■ **Tasks for this exercise**:
- 1) Answer these questions about the post on Social Actions below:
(a) From how many sites does Social Actions gather its "actionable opportunities"?
(b) Who invited the writer to help Social Actions communicate its mission?
(c) What words appear in the small search box at the top left of the home page?
- 2) Starting at the first line of the listing and stopping after the line that has "sensor-dot: [1367, 360, 1374, 367]", render those lines as a JSON list of strings, one string per line, with blank lines left out.

■ **Page**:
Taking Social Actions

I’ve been watching with interest the evolution of Social Actions, a relatively new service that helps you find things you can do right now for the causes you care about. The site aggregates “actionable opportunities” from 30 different social action-oriented sites like Change.org, Idealist.org, Kiva, DonorsChoose.org and others. With the proliferation of so many cause-related social networking sites, it’s helpful to see everything in one place. The Social Actions Labs folks have also been putting together various web applications that help to spread the information farther, such as a widget to put on your website or blog that uses keywords to offer actions related to the topic of the webpage (see left sidebar) and a Twitter “Social Actions PSA feed” you can have post to your own Twitter account daily for your favorite cause.

So when fellow blogger Britt Bravo invited me, along with other nonprofit marketing bloggers, to help her help Social Actions to market and communicate its mission more effectively, I was happy to help. After looking over the website, here are some of my thoughts:

  • The focus needs to be centered on taking action — that’s what the mission is all about. But a look at the home page pulls me in many different directions. If I am a person wondering what I can do about my favorite cause, it should be obvious at a glance how to find that information. It took way too long for me to notice that the small search box at the top left that says “Find an action” is where I should start. The home page should be focused on the search box, with it being as easy to find as the box on Google’s search page.

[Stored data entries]
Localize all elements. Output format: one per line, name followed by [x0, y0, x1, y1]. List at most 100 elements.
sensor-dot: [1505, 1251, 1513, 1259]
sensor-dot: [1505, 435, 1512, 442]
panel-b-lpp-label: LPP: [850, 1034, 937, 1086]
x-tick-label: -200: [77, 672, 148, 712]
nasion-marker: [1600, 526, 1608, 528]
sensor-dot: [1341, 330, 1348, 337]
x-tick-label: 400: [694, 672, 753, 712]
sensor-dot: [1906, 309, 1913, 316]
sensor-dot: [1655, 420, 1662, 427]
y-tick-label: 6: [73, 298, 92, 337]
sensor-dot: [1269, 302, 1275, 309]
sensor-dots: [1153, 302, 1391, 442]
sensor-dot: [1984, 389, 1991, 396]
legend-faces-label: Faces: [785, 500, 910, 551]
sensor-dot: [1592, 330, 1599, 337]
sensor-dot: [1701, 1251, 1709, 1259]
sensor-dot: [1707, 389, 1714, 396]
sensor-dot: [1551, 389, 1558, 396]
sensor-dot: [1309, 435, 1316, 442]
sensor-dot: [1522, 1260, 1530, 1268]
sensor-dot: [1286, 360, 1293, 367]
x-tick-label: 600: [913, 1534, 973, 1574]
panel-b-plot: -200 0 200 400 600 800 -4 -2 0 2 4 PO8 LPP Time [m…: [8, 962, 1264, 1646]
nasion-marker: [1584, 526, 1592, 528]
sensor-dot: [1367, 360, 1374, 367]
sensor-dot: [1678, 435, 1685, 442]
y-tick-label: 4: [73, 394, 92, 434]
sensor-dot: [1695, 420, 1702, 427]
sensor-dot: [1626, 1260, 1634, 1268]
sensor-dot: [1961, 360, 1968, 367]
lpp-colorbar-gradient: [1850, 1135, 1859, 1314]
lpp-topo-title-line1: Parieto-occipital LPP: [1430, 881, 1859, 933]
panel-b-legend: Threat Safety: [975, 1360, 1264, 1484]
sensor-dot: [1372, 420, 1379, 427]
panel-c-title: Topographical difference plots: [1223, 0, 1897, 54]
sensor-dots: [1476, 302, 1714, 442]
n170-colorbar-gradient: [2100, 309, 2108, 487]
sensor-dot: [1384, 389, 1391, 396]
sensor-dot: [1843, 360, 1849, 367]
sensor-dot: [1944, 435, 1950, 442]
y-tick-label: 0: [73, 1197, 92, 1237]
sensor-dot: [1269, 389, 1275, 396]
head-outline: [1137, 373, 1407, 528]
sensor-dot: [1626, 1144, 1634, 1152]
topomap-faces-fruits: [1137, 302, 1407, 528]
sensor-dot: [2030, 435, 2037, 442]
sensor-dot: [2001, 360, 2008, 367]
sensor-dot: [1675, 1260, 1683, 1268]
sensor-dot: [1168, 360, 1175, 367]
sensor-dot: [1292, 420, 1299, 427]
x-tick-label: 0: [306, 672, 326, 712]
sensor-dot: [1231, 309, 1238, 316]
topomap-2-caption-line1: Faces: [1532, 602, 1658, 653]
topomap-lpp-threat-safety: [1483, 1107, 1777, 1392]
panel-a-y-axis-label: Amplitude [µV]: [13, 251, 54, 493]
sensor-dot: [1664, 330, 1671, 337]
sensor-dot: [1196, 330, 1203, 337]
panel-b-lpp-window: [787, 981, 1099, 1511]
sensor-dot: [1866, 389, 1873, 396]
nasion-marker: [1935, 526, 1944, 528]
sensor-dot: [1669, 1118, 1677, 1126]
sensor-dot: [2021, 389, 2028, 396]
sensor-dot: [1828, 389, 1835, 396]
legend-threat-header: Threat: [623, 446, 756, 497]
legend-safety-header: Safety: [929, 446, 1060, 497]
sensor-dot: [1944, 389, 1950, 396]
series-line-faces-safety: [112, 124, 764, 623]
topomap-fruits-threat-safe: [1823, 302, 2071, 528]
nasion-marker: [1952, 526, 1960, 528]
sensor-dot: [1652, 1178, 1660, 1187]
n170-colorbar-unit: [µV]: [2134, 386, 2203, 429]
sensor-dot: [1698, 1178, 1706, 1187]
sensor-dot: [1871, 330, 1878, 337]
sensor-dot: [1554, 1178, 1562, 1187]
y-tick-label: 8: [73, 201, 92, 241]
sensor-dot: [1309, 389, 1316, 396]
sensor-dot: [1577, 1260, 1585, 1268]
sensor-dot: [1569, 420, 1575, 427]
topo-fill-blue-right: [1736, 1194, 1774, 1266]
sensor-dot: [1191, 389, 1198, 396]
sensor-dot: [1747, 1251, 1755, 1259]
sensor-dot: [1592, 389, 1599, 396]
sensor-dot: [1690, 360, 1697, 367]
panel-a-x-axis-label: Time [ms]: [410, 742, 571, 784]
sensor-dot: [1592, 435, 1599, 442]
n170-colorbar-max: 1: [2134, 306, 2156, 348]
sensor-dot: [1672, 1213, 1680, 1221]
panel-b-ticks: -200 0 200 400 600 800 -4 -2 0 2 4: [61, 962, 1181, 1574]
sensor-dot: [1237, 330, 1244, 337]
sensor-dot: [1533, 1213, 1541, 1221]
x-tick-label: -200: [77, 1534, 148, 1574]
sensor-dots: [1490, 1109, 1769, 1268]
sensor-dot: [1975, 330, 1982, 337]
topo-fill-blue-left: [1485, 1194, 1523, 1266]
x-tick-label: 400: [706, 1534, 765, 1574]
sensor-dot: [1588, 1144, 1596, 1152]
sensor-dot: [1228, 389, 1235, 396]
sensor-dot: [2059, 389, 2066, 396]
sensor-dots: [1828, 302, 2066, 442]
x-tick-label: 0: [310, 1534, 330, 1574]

■ **Per-task answers**:
- 1)
(a) 30
(b) Britt Bravo
(c) "Find an action"

- 2)
[
  "Localize all elements. Output format: one per line, name followed by [x0, y0, x1, y1]. List at most 100 elements.",
  "sensor-dot: [1505, 1251, 1513, 1259]",
  "sensor-dot: [1505, 435, 1512, 442]",
  "panel-b-lpp-label: LPP: [850, 1034, 937, 1086]",
  "x-tick-label: -200: [77, 672, 148, 712]",
  "nasion-marker: [1600, 526, 1608, 528]",
  "sensor-dot: [1341, 330, 1348, 337]",
  "x-tick-label: 400: [694, 672, 753, 712]",
  "sensor-dot: [1906, 309, 1913, 316]",
  "sensor-dot: [1655, 420, 1662, 427]",
  "y-tick-label: 6: [73, 298, 92, 337]",
  "sensor-dot: [1269, 302, 1275, 309]",
  "sensor-dots: [1153, 302, 1391, 442]",
  "sensor-dot: [1984, 389, 1991, 396]",
  "legend-faces-label: Faces: [785, 500, 910, 551]",
  "sensor-dot: [1592, 330, 1599, 337]",
  "sensor-dot: [1701, 1251, 1709, 1259]",
  "sensor-dot: [1707, 389, 1714, 396]",
  "sensor-dot: [1551, 389, 1558, 396]",
  "sensor-dot: [1309, 435, 1316, 442]",
  "sensor-dot: [1522, 1260, 1530, 1268]",
  "sensor-dot: [1286, 360, 1293, 367]",
  "x-tick-label: 600: [913, 1534, 973, 1574]",
  "panel-b-plot: -200 0 200 400 600 800 -4 -2 0 2 4 PO8 LPP Time [m…: [8, 962, 1264, 1646]",
  "nasion-marker: [1584, 526, 1592, 528]",
  "sensor-dot: [1367, 360, 1374, 367]"
]